══ Data ══

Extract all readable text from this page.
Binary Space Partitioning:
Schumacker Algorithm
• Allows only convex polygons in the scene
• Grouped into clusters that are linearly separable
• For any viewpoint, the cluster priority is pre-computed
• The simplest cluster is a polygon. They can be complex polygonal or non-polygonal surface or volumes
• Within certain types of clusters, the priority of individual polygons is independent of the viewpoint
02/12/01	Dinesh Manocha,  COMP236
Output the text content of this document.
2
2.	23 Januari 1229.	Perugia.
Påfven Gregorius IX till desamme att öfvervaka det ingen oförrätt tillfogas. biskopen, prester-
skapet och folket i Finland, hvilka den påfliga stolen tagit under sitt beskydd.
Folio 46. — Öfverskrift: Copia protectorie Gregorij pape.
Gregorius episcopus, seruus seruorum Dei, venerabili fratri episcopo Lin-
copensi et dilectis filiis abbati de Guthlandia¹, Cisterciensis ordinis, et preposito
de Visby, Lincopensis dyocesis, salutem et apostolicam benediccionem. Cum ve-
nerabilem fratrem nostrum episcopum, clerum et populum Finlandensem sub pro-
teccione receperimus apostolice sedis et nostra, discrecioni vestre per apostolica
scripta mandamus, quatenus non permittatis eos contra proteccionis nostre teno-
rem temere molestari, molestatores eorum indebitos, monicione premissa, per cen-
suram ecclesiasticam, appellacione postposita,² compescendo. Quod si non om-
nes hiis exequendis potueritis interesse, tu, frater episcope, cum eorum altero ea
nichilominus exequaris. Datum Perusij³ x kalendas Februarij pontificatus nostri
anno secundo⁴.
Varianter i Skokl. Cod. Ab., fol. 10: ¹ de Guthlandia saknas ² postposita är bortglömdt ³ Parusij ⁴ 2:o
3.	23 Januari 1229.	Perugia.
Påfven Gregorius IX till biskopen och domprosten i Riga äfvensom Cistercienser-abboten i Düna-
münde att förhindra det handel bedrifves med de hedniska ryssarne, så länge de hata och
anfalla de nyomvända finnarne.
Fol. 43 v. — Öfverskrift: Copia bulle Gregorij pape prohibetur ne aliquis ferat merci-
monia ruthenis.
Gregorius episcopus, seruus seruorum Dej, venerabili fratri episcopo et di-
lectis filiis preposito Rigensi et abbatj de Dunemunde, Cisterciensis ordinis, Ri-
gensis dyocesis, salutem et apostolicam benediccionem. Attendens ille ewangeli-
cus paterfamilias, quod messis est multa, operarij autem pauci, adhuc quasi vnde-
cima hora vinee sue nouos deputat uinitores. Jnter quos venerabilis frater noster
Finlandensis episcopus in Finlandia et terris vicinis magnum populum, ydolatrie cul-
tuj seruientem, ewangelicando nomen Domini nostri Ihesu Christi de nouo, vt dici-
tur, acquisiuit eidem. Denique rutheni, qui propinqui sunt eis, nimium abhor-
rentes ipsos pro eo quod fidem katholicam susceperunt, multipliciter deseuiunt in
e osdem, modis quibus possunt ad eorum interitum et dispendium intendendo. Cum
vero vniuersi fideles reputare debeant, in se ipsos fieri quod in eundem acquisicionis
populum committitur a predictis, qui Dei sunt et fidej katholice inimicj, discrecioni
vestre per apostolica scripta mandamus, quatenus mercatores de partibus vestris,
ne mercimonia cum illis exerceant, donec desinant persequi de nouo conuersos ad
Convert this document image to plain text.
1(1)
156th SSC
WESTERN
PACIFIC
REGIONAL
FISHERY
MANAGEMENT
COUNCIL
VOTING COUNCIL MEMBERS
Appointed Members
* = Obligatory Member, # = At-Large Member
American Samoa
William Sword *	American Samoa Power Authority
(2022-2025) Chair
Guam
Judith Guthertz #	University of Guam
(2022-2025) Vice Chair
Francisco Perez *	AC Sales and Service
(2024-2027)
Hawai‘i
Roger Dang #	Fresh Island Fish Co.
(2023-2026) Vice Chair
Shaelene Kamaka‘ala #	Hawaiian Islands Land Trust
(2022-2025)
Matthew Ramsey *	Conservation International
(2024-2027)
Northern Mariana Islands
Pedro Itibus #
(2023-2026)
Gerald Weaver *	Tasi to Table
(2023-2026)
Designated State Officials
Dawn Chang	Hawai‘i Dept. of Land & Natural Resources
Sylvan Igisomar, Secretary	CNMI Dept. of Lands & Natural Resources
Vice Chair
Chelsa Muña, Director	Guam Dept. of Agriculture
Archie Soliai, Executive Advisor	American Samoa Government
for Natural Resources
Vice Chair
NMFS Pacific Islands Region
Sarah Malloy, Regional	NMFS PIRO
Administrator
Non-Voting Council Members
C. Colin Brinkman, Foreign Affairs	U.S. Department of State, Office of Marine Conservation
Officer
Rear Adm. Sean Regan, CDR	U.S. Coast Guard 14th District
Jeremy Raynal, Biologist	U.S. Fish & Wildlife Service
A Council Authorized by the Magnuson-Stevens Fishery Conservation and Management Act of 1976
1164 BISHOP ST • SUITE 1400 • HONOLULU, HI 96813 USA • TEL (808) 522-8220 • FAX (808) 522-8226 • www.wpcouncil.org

═══

* Directions
Copy every line that contains the string "American".

* Result below
American Samoa
William Sword *	American Samoa Power Authority
Archie Soliai, Executive Advisor	American Samoa Government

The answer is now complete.